Work instructions:
Select all lines with the string "Toplam" in them, and copy those lines.

Dataset extract:
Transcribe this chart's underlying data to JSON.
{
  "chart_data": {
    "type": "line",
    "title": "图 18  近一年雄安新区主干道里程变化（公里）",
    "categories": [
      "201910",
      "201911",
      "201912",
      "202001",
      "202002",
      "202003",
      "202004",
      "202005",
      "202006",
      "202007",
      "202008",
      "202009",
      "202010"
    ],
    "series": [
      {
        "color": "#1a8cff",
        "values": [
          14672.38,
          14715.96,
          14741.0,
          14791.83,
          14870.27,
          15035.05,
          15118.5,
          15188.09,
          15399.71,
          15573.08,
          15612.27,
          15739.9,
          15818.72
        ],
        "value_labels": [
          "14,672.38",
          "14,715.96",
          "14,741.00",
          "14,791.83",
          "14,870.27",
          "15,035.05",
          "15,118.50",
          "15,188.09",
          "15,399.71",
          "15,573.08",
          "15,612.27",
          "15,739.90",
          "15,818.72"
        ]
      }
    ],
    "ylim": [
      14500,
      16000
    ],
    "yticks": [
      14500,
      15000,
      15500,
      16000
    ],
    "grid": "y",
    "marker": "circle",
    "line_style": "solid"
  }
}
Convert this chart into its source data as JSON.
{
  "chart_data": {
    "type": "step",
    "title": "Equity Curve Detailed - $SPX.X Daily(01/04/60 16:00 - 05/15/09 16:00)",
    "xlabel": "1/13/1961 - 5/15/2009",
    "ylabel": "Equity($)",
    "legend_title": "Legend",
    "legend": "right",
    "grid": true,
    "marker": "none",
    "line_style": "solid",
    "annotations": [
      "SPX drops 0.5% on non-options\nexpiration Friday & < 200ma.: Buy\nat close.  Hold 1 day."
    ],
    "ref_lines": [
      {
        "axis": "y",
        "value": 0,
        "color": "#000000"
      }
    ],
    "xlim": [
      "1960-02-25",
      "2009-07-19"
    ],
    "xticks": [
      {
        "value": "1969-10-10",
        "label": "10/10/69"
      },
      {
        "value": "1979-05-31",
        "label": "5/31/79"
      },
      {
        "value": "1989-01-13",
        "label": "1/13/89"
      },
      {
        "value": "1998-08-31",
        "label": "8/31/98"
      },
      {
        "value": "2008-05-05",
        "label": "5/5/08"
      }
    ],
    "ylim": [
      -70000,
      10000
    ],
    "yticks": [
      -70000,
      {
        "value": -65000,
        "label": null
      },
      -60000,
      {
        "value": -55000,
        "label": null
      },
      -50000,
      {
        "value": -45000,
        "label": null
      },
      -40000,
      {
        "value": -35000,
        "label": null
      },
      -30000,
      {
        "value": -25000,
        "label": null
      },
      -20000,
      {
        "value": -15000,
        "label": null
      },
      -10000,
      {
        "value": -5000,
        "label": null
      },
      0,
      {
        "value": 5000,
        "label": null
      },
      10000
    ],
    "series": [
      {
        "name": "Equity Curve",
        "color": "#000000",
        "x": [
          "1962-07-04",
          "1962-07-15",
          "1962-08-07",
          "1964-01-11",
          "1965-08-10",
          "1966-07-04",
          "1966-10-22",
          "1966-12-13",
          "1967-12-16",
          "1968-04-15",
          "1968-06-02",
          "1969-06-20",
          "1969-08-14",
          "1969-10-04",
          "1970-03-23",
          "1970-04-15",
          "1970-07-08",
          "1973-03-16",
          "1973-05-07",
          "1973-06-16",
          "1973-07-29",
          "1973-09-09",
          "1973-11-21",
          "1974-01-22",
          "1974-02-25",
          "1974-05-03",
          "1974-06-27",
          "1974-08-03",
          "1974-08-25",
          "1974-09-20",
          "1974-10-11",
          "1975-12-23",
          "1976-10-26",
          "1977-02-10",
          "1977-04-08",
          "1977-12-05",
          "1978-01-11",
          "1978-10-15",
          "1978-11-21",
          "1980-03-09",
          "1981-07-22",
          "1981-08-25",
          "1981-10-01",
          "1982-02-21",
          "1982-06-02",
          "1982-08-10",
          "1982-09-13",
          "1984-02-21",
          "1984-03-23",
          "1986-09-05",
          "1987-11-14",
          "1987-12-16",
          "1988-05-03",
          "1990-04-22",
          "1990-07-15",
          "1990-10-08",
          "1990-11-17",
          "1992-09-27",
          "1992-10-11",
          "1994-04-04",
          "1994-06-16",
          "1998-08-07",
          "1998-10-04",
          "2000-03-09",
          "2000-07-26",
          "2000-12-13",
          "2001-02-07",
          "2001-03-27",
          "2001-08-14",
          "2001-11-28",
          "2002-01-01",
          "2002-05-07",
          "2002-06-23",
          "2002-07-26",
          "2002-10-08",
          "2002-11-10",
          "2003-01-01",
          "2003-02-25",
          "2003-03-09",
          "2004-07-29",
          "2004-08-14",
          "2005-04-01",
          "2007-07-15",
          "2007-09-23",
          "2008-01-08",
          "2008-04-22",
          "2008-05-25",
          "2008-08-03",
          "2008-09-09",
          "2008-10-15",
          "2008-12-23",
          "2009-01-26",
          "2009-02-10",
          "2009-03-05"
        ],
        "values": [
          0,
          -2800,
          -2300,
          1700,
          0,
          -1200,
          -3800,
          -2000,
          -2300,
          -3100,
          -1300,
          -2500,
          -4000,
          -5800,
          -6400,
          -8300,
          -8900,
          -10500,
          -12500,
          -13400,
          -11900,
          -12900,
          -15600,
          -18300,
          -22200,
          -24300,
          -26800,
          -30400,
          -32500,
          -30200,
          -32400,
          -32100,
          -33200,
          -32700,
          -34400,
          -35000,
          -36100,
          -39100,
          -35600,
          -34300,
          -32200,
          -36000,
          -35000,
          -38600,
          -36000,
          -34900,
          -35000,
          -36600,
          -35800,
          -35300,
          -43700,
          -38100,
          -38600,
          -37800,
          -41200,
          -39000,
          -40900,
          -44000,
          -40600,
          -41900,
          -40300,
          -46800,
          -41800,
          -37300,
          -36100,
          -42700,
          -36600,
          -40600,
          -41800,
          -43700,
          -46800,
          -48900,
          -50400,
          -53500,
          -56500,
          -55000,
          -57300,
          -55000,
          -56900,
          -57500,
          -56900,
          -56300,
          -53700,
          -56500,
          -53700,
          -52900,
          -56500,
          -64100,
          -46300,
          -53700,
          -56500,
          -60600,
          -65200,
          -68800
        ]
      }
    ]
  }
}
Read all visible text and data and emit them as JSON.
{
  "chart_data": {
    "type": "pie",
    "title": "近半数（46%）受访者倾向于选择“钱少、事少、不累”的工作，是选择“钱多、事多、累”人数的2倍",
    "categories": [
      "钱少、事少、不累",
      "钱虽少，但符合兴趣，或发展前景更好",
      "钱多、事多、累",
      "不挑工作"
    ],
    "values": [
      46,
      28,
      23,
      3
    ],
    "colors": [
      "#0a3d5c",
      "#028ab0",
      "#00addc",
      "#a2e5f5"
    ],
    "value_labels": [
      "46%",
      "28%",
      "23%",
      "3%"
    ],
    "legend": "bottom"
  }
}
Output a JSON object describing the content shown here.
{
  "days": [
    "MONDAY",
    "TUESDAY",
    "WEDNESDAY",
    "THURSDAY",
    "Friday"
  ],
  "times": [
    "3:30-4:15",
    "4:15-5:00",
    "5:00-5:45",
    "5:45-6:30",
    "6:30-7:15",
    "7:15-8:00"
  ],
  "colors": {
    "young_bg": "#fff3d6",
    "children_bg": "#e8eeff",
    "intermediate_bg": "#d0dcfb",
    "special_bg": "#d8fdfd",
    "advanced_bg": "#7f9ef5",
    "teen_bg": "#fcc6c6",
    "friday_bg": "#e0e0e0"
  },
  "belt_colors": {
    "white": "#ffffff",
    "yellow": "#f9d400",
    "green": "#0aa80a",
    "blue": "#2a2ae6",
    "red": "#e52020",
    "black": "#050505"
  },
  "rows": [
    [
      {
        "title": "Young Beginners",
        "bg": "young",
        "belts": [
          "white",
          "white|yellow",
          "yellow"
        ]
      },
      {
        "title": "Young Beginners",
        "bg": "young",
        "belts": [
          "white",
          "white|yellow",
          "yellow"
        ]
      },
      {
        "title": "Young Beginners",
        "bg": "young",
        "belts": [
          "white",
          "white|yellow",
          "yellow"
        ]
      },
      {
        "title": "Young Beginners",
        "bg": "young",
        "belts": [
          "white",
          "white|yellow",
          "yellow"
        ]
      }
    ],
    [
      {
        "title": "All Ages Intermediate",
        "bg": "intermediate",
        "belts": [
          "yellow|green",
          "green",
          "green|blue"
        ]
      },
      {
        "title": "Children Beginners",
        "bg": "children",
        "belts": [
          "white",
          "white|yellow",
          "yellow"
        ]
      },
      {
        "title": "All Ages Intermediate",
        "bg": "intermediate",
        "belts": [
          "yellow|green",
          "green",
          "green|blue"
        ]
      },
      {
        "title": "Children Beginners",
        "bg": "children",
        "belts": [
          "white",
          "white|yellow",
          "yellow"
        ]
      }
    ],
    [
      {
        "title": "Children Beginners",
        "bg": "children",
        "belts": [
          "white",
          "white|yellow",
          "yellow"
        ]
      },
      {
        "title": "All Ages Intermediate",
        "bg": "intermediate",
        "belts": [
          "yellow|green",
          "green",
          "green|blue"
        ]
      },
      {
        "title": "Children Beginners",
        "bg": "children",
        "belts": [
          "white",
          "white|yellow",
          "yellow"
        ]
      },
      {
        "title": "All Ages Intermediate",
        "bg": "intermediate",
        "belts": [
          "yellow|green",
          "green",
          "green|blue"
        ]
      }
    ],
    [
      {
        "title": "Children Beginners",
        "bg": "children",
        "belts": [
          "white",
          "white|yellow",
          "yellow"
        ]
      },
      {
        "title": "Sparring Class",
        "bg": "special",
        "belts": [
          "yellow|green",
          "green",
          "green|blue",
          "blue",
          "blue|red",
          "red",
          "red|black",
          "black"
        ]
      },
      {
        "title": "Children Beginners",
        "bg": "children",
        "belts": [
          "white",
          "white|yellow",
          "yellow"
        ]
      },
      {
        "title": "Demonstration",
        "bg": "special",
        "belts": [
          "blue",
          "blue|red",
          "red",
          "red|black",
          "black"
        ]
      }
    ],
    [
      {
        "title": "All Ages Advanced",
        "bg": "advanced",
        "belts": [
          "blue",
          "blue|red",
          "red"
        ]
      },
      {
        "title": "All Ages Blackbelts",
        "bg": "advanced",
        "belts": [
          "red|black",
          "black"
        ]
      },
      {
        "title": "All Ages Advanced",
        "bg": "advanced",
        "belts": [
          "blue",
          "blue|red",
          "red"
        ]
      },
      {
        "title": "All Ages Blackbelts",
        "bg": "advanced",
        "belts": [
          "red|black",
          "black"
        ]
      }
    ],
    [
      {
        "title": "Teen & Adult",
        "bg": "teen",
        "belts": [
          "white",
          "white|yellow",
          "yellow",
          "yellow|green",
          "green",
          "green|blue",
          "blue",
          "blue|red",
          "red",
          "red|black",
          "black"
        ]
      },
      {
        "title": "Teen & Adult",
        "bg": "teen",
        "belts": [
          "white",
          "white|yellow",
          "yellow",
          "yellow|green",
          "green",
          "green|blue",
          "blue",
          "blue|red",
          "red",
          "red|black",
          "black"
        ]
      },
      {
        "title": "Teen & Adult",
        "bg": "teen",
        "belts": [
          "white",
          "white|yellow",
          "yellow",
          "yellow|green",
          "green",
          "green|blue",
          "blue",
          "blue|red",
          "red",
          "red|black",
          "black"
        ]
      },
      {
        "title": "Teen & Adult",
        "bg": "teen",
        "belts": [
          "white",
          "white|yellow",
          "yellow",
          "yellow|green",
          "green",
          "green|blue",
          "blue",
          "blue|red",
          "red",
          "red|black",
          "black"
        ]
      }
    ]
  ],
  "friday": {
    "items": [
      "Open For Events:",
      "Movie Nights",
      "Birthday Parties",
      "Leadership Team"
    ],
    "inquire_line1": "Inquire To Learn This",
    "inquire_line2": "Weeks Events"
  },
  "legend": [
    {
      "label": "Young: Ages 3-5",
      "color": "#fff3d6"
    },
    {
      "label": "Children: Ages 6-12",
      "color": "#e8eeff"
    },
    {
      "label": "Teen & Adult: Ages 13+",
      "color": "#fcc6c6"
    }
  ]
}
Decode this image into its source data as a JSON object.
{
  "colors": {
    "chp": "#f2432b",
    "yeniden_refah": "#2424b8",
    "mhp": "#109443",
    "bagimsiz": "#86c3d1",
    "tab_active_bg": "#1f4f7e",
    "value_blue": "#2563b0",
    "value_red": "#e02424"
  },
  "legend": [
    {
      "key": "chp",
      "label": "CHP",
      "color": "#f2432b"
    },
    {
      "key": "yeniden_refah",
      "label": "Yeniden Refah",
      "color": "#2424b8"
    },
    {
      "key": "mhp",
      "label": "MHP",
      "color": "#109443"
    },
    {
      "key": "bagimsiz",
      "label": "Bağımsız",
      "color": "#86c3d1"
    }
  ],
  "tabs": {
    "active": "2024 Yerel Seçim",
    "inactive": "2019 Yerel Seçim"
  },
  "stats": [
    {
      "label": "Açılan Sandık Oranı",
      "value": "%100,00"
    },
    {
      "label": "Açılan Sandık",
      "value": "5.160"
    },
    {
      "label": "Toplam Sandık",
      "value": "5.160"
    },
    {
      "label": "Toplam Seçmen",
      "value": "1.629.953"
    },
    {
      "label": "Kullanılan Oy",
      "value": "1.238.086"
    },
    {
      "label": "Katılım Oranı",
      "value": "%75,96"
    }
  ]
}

Response:
      "label": "Toplam Sandık",
      "label": "Toplam Seçmen",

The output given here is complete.